▶ **What you should do**:
Search the listing below for "activities". Copy each matching line.

▶ **Dataset items**:
────────────────────────────────────────

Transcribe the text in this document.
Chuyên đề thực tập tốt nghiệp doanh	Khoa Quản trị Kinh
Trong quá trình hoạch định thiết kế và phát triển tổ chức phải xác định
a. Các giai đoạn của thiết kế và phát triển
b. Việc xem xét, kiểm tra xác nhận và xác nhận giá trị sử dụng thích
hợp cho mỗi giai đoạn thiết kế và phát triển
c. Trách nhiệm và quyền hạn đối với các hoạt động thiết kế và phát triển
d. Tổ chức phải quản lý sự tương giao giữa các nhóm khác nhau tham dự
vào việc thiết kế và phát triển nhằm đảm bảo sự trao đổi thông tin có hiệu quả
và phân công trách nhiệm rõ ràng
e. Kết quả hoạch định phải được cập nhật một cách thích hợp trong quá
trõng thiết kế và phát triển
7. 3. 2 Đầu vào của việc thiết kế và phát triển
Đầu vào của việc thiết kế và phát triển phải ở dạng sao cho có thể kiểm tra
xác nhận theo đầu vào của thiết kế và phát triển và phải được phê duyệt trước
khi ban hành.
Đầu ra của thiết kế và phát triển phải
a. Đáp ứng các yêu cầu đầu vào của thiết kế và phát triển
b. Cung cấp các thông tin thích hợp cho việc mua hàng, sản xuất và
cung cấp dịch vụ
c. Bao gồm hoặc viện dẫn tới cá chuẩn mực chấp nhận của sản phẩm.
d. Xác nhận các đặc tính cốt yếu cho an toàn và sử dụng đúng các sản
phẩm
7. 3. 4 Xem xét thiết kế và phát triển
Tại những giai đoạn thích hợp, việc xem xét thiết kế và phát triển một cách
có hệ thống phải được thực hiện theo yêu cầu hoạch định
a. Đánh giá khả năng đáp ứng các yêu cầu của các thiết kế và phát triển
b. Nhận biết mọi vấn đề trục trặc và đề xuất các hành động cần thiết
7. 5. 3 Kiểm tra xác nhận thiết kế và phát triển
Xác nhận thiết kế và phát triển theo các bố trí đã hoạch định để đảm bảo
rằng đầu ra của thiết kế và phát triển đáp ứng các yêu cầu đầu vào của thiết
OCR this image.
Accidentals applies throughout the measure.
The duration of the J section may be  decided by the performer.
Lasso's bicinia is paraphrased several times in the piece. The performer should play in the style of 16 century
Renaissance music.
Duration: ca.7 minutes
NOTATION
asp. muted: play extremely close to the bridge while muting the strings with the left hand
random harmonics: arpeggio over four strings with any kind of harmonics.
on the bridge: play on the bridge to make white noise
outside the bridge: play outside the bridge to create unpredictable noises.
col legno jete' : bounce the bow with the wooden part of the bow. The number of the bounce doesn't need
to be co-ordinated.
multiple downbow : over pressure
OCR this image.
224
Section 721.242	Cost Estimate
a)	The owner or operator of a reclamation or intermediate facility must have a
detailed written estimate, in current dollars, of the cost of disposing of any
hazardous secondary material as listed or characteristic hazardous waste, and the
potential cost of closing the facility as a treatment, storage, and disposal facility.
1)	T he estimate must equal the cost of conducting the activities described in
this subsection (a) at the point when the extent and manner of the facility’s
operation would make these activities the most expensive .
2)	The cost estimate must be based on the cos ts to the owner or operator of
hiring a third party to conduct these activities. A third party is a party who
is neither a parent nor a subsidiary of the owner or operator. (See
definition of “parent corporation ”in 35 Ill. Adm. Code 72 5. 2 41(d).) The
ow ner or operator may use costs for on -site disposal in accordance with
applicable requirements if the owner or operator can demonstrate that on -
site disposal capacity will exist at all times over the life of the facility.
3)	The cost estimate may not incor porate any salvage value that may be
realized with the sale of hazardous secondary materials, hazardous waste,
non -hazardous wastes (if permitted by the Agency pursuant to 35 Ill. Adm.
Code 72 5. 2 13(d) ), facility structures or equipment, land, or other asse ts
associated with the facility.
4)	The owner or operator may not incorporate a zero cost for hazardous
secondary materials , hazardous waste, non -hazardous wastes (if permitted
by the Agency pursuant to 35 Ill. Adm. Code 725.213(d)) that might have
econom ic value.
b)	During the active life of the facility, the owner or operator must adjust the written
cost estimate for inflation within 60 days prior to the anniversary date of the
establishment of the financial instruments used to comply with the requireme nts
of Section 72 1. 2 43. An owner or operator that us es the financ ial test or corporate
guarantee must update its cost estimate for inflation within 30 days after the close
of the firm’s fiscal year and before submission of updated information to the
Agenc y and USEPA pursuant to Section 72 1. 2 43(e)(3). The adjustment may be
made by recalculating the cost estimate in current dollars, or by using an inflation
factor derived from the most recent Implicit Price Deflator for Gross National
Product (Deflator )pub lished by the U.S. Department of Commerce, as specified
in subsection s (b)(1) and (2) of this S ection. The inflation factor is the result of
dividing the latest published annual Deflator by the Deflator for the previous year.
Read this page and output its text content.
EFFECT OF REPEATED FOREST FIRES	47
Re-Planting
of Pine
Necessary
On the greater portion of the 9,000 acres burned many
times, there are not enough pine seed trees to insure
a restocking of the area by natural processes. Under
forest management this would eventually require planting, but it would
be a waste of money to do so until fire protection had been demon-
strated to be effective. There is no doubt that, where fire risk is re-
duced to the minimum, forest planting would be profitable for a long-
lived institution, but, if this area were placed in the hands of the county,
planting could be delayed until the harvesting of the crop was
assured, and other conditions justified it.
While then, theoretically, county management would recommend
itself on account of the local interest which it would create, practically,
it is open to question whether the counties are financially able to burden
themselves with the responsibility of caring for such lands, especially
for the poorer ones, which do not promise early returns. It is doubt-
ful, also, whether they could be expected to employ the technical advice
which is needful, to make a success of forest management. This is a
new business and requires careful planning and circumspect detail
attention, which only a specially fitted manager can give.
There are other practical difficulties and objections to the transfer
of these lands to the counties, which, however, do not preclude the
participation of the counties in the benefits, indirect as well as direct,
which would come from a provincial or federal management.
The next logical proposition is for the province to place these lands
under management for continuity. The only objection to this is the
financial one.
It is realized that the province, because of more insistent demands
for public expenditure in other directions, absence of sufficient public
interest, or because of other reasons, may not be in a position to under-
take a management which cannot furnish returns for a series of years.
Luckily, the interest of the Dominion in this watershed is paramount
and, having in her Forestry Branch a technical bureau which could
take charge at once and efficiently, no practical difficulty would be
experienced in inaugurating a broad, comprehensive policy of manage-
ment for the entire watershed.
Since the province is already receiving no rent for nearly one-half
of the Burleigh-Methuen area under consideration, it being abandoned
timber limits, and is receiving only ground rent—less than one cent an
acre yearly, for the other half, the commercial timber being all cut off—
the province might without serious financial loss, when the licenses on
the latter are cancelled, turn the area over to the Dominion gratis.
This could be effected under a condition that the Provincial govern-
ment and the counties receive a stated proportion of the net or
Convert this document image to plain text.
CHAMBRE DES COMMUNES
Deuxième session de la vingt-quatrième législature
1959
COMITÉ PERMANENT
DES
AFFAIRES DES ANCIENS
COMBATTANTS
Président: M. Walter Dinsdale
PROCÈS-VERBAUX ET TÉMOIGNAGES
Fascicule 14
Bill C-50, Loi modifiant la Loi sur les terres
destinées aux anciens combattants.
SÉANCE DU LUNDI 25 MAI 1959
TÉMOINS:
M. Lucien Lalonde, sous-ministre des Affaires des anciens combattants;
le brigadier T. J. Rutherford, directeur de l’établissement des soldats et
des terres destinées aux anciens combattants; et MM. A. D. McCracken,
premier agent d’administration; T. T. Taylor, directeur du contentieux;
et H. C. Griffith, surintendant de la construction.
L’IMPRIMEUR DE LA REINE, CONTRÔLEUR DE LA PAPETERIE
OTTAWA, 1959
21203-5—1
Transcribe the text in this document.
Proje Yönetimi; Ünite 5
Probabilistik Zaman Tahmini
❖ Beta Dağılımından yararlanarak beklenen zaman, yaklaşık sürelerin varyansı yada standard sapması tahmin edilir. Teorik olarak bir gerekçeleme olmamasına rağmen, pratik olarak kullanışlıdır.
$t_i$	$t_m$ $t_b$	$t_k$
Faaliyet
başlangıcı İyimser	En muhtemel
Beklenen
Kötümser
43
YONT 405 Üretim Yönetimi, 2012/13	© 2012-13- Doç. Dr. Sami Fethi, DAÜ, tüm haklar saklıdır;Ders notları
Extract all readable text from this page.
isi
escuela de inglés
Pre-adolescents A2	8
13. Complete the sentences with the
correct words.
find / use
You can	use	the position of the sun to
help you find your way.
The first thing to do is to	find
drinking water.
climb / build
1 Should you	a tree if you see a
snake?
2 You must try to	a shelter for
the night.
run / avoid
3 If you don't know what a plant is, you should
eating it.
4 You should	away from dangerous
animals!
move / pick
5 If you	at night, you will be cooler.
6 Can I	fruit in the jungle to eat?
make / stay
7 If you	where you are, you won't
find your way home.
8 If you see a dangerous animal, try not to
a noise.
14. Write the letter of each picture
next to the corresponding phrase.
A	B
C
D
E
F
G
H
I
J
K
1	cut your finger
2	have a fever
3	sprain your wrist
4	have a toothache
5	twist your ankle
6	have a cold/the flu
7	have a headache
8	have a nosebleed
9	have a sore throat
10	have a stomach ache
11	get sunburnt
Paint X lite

────────────────────────────────────────

▶ **Task response**:
1)	T he estimate must equal the cost of conducting the activities described in
operation would make these activities the most expensive .
hiring a third party to conduct these activities. A third party is a party who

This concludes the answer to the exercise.